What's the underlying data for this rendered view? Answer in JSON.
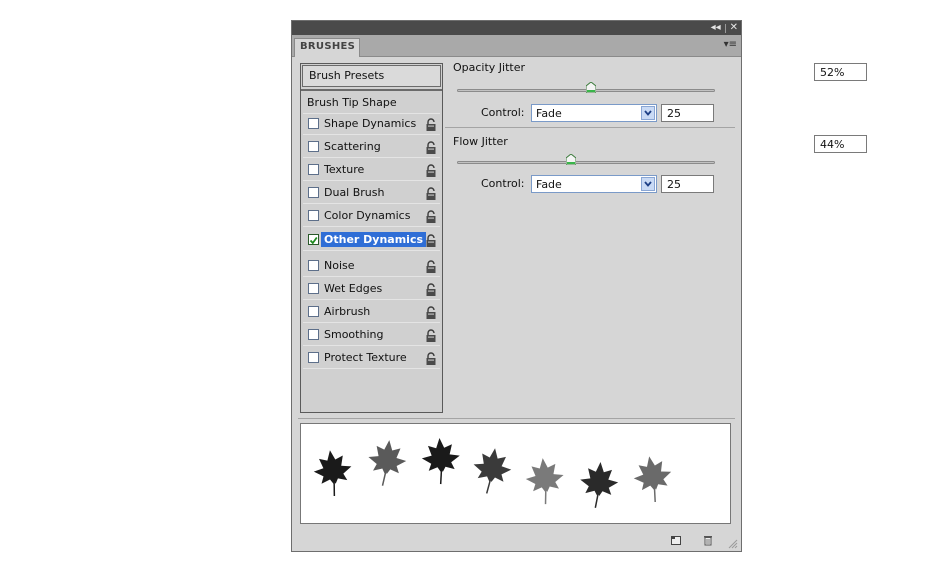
{
  "panel": {
    "title": "BRUSHES",
    "title_btn_collapse": "◂◂",
    "title_btn_close": "✕",
    "menu_icon": "▾≡"
  },
  "left": {
    "brush_presets": "Brush Presets",
    "brush_tip_shape": "Brush Tip Shape",
    "options": [
      {
        "label": "Shape Dynamics",
        "checked": false
      },
      {
        "label": "Scattering",
        "checked": false
      },
      {
        "label": "Texture",
        "checked": false
      },
      {
        "label": "Dual Brush",
        "checked": false
      },
      {
        "label": "Color Dynamics",
        "checked": false
      },
      {
        "label": "Other Dynamics",
        "checked": true,
        "selected": true
      },
      {
        "label": "Noise",
        "checked": false
      },
      {
        "label": "Wet Edges",
        "checked": false
      },
      {
        "label": "Airbrush",
        "checked": false
      },
      {
        "label": "Smoothing",
        "checked": false
      },
      {
        "label": "Protect Texture",
        "checked": false
      }
    ]
  },
  "opacity": {
    "label": "Opacity Jitter",
    "value": "52%",
    "slider_fraction": 0.52,
    "control_label": "Control:",
    "control_value": "Fade",
    "steps": "25"
  },
  "flow": {
    "label": "Flow Jitter",
    "value": "44%",
    "slider_fraction": 0.44,
    "control_label": "Control:",
    "control_value": "Fade",
    "steps": "25"
  },
  "preview": {
    "leaf_grays": [
      "#1a1a1a",
      "#5a5a5a",
      "#1a1a1a",
      "#3a3a3a",
      "#7a7a7a",
      "#2a2a2a",
      "#6a6a6a"
    ]
  },
  "icons": {
    "new_brush": "new-brush-icon",
    "delete_brush": "trash-icon",
    "resize": "resize-grip-icon",
    "lock": "lock-icon"
  }
}
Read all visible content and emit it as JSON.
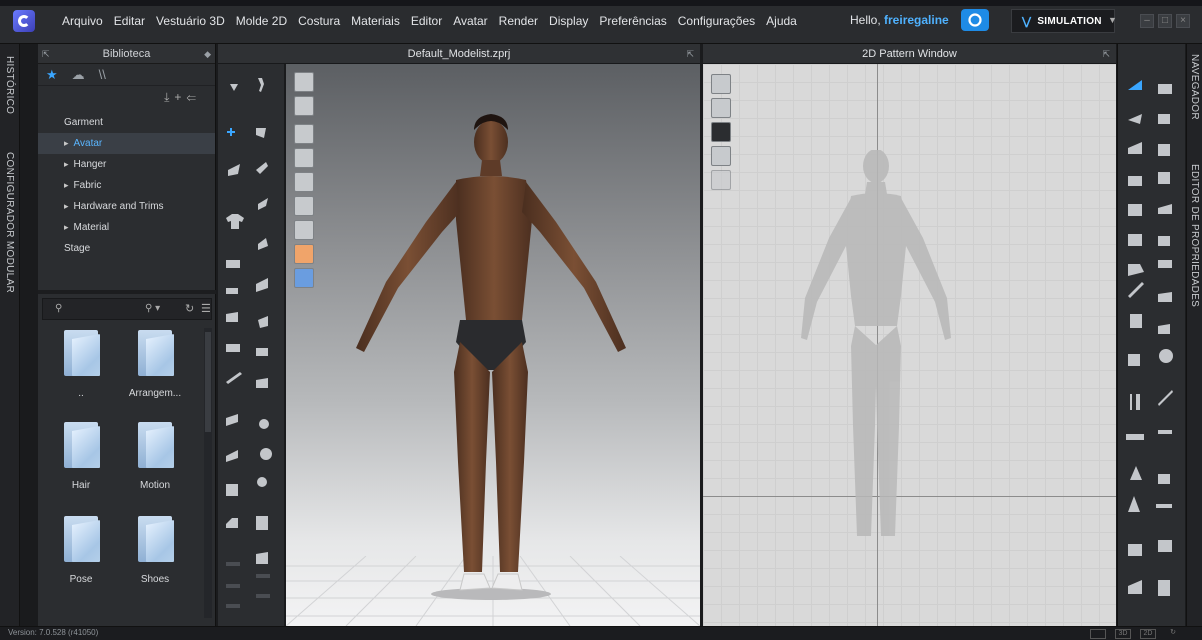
{
  "menu": {
    "items": [
      "Arquivo",
      "Editar",
      "Vestuário 3D",
      "Molde 2D",
      "Costura",
      "Materiais",
      "Editor",
      "Avatar",
      "Render",
      "Display",
      "Preferências",
      "Configurações",
      "Ajuda"
    ],
    "hello_prefix": "Hello, ",
    "username": "freiregaline",
    "simulation_label": "SIMULATION"
  },
  "side_tabs": {
    "left_top": "HISTÓRICO",
    "left_bottom": "CONFIGURADOR MODULAR",
    "right_top": "NAVEGADOR",
    "right_bottom": "EDITOR DE PROPRIEDADES"
  },
  "library": {
    "title": "Biblioteca",
    "tree": [
      {
        "label": "Garment",
        "expandable": false,
        "selected": false
      },
      {
        "label": "Avatar",
        "expandable": true,
        "selected": true
      },
      {
        "label": "Hanger",
        "expandable": true,
        "selected": false
      },
      {
        "label": "Fabric",
        "expandable": true,
        "selected": false
      },
      {
        "label": "Hardware and Trims",
        "expandable": true,
        "selected": false
      },
      {
        "label": "Material",
        "expandable": true,
        "selected": false
      },
      {
        "label": "Stage",
        "expandable": false,
        "selected": false
      }
    ],
    "folders": [
      "..",
      "Arrangem...",
      "Hair",
      "Motion",
      "Pose",
      "Shoes"
    ]
  },
  "viewport3d": {
    "title": "Default_Modelist.zprj"
  },
  "viewport2d": {
    "title": "2D Pattern Window"
  },
  "status": {
    "version": "Version: 7.0.528 (r41050)"
  },
  "colors": {
    "accent": "#3aa6ff",
    "selected_bg": "#3a3f46",
    "panel": "#2b2d30"
  }
}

GIVEN EXERCISE = In the copy, include no pictures; restate the listing above exactly.

ANSWER TO THE TASK =
What's the underlying data for this rendered view? Answer in JSON.
{
  "panel": {
    "title": "BRUSHES",
    "title_btn_collapse": "◂◂",
    "title_btn_close": "✕",
    "menu_icon": "▾≡"
  },
  "left": {
    "brush_presets": "Brush Presets",
    "brush_tip_shape": "Brush Tip Shape",
    "options": [
      {
        "label": "Shape Dynamics",
        "checked": false
      },
      {
        "label": "Scattering",
        "checked": false
      },
      {
        "label": "Texture",
        "checked": false
      },
      {
        "label": "Dual Brush",
        "checked": false
      },
      {
        "label": "Color Dynamics",
        "checked": false
      },
      {
        "label": "Other Dynamics",
        "checked": true,
        "selected": true
      },
      {
        "label": "Noise",
        "checked": false
      },
      {
        "label": "Wet Edges",
        "checked": false
      },
      {
        "label": "Airbrush",
        "checked": false
      },
      {
        "label": "Smoothing",
        "checked": false
      },
      {
        "label": "Protect Texture",
        "checked": false
      }
    ]
  },
  "opacity": {
    "label": "Opacity Jitter",
    "value": "52%",
    "slider_fraction": 0.52,
    "control_label": "Control:",
    "control_value": "Fade",
    "steps": "25"
  },
  "flow": {
    "label": "Flow Jitter",
    "value": "44%",
    "slider_fraction": 0.44,
    "control_label": "Control:",
    "control_value": "Fade",
    "steps": "25"
  },
  "preview": {
    "leaf_grays": [
      "#1a1a1a",
      "#5a5a5a",
      "#1a1a1a",
      "#3a3a3a",
      "#7a7a7a",
      "#2a2a2a",
      "#6a6a6a"
    ]
  },
  "icons": {
    "new_brush": "new-brush-icon",
    "delete_brush": "trash-icon",
    "resize": "resize-grip-icon",
    "lock": "lock-icon"
  }
}
Read all visible content and emit it as JSON.
{
  "menu": {
    "items": [
      "Arquivo",
      "Editar",
      "Vestuário 3D",
      "Molde 2D",
      "Costura",
      "Materiais",
      "Editor",
      "Avatar",
      "Render",
      "Display",
      "Preferências",
      "Configurações",
      "Ajuda"
    ],
    "hello_prefix": "Hello, ",
    "username": "freiregaline",
    "simulation_label": "SIMULATION"
  },
  "side_tabs": {
    "left_top": "HISTÓRICO",
    "left_bottom": "CONFIGURADOR MODULAR",
    "right_top": "NAVEGADOR",
    "right_bottom": "EDITOR DE PROPRIEDADES"
  },
  "library": {
    "title": "Biblioteca",
    "tree": [
      {
        "label": "Garment",
        "expandable": false,
        "selected": false
      },
      {
        "label": "Avatar",
        "expandable": true,
        "selected": true
      },
      {
        "label": "Hanger",
        "expandable": true,
        "selected": false
      },
      {
        "label": "Fabric",
        "expandable": true,
        "selected": false
      },
      {
        "label": "Hardware and Trims",
        "expandable": true,
        "selected": false
      },
      {
        "label": "Material",
        "expandable": true,
        "selected": false
      },
      {
        "label": "Stage",
        "expandable": false,
        "selected": false
      }
    ],
    "folders": [
      "..",
      "Arrangem...",
      "Hair",
      "Motion",
      "Pose",
      "Shoes"
    ]
  },
  "viewport3d": {
    "title": "Default_Modelist.zprj"
  },
  "viewport2d": {
    "title": "2D Pattern Window"
  },
  "status": {
    "version": "Version: 7.0.528 (r41050)"
  },
  "colors": {
    "accent": "#3aa6ff",
    "selected_bg": "#3a3f46",
    "panel": "#2b2d30"
  }
}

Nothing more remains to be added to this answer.